DIRECTIONS:
Wherever the string "label" appears in the listing, copy that line.

Excerpt from a dataset:
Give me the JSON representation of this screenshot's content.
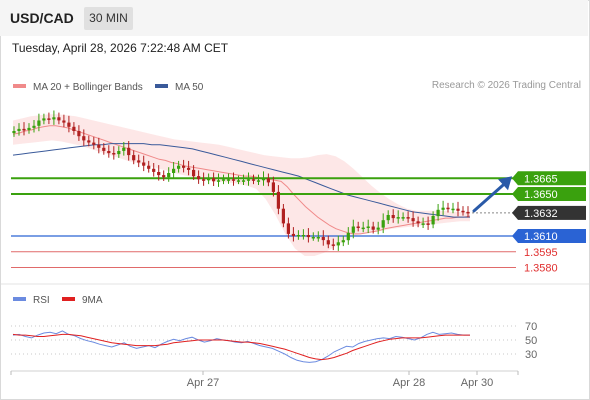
{
  "header": {
    "symbol": "USD/CAD",
    "interval": "30 MIN",
    "datetime": "Tuesday, April 28, 2026 7:22:48 AM CET",
    "credit": "Research © 2026 Trading Central"
  },
  "colors": {
    "green": "#3aa10e",
    "blue": "#2a63d4",
    "red": "#e06a6a",
    "dark": "#333333",
    "ma20": "#f08a8a",
    "ma50": "#3a5a9a",
    "band": "#fbd3d3",
    "rsi": "#6b8be0",
    "rsi_ma": "#e02020",
    "arrow": "#2a5aa8"
  },
  "chart_data": [
    {
      "type": "candlestick",
      "title": "",
      "legend": [
        "MA 20 + Bollinger Bands",
        "MA 50"
      ],
      "legend_position": "top-left",
      "x_ticks": [
        "Apr 27",
        "Apr 28",
        "Apr 30"
      ],
      "y_range": [
        1.357,
        1.373
      ],
      "levels": [
        {
          "value": 1.3665,
          "label": "1.3665",
          "style": "resistance",
          "color": "#3aa10e"
        },
        {
          "value": 1.365,
          "label": "1.3650",
          "style": "resistance",
          "color": "#3aa10e"
        },
        {
          "value": 1.3632,
          "label": "1.3632",
          "style": "last-price",
          "color": "#333333"
        },
        {
          "value": 1.361,
          "label": "1.3610",
          "style": "pivot",
          "color": "#2a63d4"
        },
        {
          "value": 1.3595,
          "label": "1.3595",
          "style": "support",
          "color": "#e06a6a"
        },
        {
          "value": 1.358,
          "label": "1.3580",
          "style": "support",
          "color": "#e06a6a"
        }
      ],
      "close": [
        1.371,
        1.3712,
        1.3711,
        1.3713,
        1.3715,
        1.372,
        1.3722,
        1.3721,
        1.3723,
        1.372,
        1.3718,
        1.3714,
        1.371,
        1.3705,
        1.3701,
        1.3699,
        1.3697,
        1.3694,
        1.3691,
        1.3689,
        1.3688,
        1.3691,
        1.3694,
        1.3687,
        1.3682,
        1.368,
        1.3677,
        1.3674,
        1.3671,
        1.3668,
        1.3666,
        1.367,
        1.3674,
        1.3677,
        1.3675,
        1.3673,
        1.3667,
        1.3664,
        1.3663,
        1.3665,
        1.3662,
        1.3663,
        1.3664,
        1.3664,
        1.3663,
        1.3663,
        1.3663,
        1.3664,
        1.3663,
        1.3663,
        1.3665,
        1.3661,
        1.3652,
        1.3636,
        1.3622,
        1.3612,
        1.361,
        1.3611,
        1.3611,
        1.3609,
        1.3609,
        1.3609,
        1.3606,
        1.3602,
        1.3601,
        1.3604,
        1.3606,
        1.3613,
        1.3619,
        1.3618,
        1.3618,
        1.3619,
        1.3616,
        1.3618,
        1.3625,
        1.363,
        1.3627,
        1.3628,
        1.3628,
        1.3627,
        1.3624,
        1.3622,
        1.3622,
        1.3621,
        1.3629,
        1.3635,
        1.3637,
        1.3636,
        1.3636,
        1.3634,
        1.3633,
        1.3632
      ],
      "ma20": [
        1.3707,
        1.3708,
        1.371,
        1.3711,
        1.3713,
        1.3714,
        1.3715,
        1.3715,
        1.3714,
        1.3713,
        1.3711,
        1.3709,
        1.3707,
        1.3705,
        1.3703,
        1.3701,
        1.3699,
        1.3697,
        1.3695,
        1.3693,
        1.3691,
        1.3689,
        1.3687,
        1.3685,
        1.3683,
        1.3682,
        1.368,
        1.3679,
        1.3677,
        1.3676,
        1.3675,
        1.3674,
        1.3673,
        1.3672,
        1.3671,
        1.367,
        1.3669,
        1.3668,
        1.3667,
        1.3667,
        1.3666,
        1.3665,
        1.3664,
        1.3663,
        1.3662,
        1.3657,
        1.365,
        1.3644,
        1.3638,
        1.3633,
        1.3628,
        1.3624,
        1.362,
        1.3617,
        1.3615,
        1.3613,
        1.3612,
        1.3612,
        1.3613,
        1.3614,
        1.3615,
        1.3617,
        1.3618,
        1.3619,
        1.362,
        1.3621,
        1.3622,
        1.3623,
        1.3624,
        1.3625,
        1.3626,
        1.3627,
        1.3627,
        1.3628,
        1.3628,
        1.3629
      ],
      "ma50": [
        1.3687,
        1.3688,
        1.3689,
        1.369,
        1.3691,
        1.3692,
        1.3693,
        1.3694,
        1.3695,
        1.3696,
        1.3697,
        1.3697,
        1.3698,
        1.3698,
        1.3698,
        1.3698,
        1.3698,
        1.3697,
        1.3697,
        1.3696,
        1.3695,
        1.3694,
        1.3693,
        1.3691,
        1.3689,
        1.3687,
        1.3685,
        1.3683,
        1.3681,
        1.3679,
        1.3677,
        1.3675,
        1.3673,
        1.3671,
        1.3669,
        1.3667,
        1.3664,
        1.3661,
        1.3658,
        1.3655,
        1.3652,
        1.3649,
        1.3647,
        1.3645,
        1.3643,
        1.3641,
        1.3639,
        1.3637,
        1.3635,
        1.3633,
        1.3632,
        1.3631,
        1.363,
        1.3629,
        1.3628,
        1.3628,
        1.3628
      ],
      "bollinger_upper": [
        1.372,
        1.3722,
        1.3724,
        1.3725,
        1.3726,
        1.3726,
        1.3725,
        1.3724,
        1.3722,
        1.372,
        1.3718,
        1.3716,
        1.3714,
        1.3712,
        1.371,
        1.3708,
        1.3706,
        1.3704,
        1.3702,
        1.3701,
        1.37,
        1.3699,
        1.3698,
        1.3697,
        1.3695,
        1.3693,
        1.3691,
        1.3689,
        1.3687,
        1.3686,
        1.3685,
        1.3684,
        1.3684,
        1.3685,
        1.3687,
        1.3688,
        1.3686,
        1.3681,
        1.3674,
        1.3666,
        1.3658,
        1.3651,
        1.3645,
        1.364,
        1.3636,
        1.3634,
        1.3634,
        1.3634,
        1.3634,
        1.3633,
        1.3633,
        1.3633
      ],
      "bollinger_lower": [
        1.3697,
        1.3698,
        1.3699,
        1.37,
        1.3701,
        1.37,
        1.3698,
        1.3696,
        1.3693,
        1.369,
        1.3687,
        1.3684,
        1.3681,
        1.3679,
        1.3677,
        1.3674,
        1.3672,
        1.3669,
        1.3667,
        1.3665,
        1.3663,
        1.3662,
        1.3661,
        1.366,
        1.3658,
        1.3655,
        1.3645,
        1.363,
        1.3612,
        1.3598,
        1.3591,
        1.3591,
        1.3594,
        1.3599,
        1.3605,
        1.361,
        1.3612,
        1.3614,
        1.3615,
        1.3617,
        1.3618,
        1.3619,
        1.362,
        1.3621,
        1.3622,
        1.3623,
        1.3624,
        1.3624
      ],
      "forecast": {
        "from": 1.3632,
        "to": 1.3665
      }
    },
    {
      "type": "line",
      "legend": [
        "RSI",
        "9MA"
      ],
      "legend_position": "top-left",
      "y_ticks": [
        "70",
        "50",
        "30"
      ],
      "y_range": [
        10,
        90
      ],
      "series": [
        {
          "name": "RSI",
          "values": [
            57,
            58,
            55,
            53,
            57,
            60,
            61,
            59,
            63,
            58,
            56,
            52,
            49,
            47,
            44,
            42,
            40,
            43,
            46,
            41,
            38,
            40,
            42,
            39,
            44,
            48,
            51,
            49,
            52,
            54,
            50,
            47,
            49,
            52,
            50,
            49,
            47,
            46,
            48,
            45,
            42,
            40,
            38,
            34,
            30,
            25,
            21,
            19,
            18,
            19,
            22,
            27,
            33,
            37,
            41,
            40,
            45,
            48,
            50,
            52,
            53,
            52,
            55,
            54,
            52,
            50,
            53,
            58,
            61,
            58,
            59,
            60,
            58,
            57,
            57
          ]
        },
        {
          "name": "9MA",
          "values": [
            58,
            57,
            57,
            56,
            55,
            55,
            56,
            57,
            58,
            58,
            57,
            56,
            54,
            52,
            50,
            48,
            46,
            45,
            44,
            43,
            42,
            42,
            42,
            42,
            43,
            44,
            46,
            47,
            48,
            49,
            50,
            50,
            50,
            50,
            50,
            49,
            48,
            47,
            47,
            46,
            45,
            43,
            41,
            39,
            37,
            34,
            31,
            28,
            25,
            23,
            22,
            23,
            25,
            28,
            31,
            35,
            38,
            41,
            44,
            47,
            49,
            51,
            52,
            53,
            53,
            53,
            53,
            54,
            55,
            56,
            57,
            57,
            57,
            57,
            57
          ]
        }
      ]
    }
  ]
}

SOLUTION TO THE EXERCISE:
          "label": "1.3665",
          "label": "1.3650",
          "label": "1.3632",
          "label": "1.3610",
          "label": "1.3595",
          "label": "1.3580",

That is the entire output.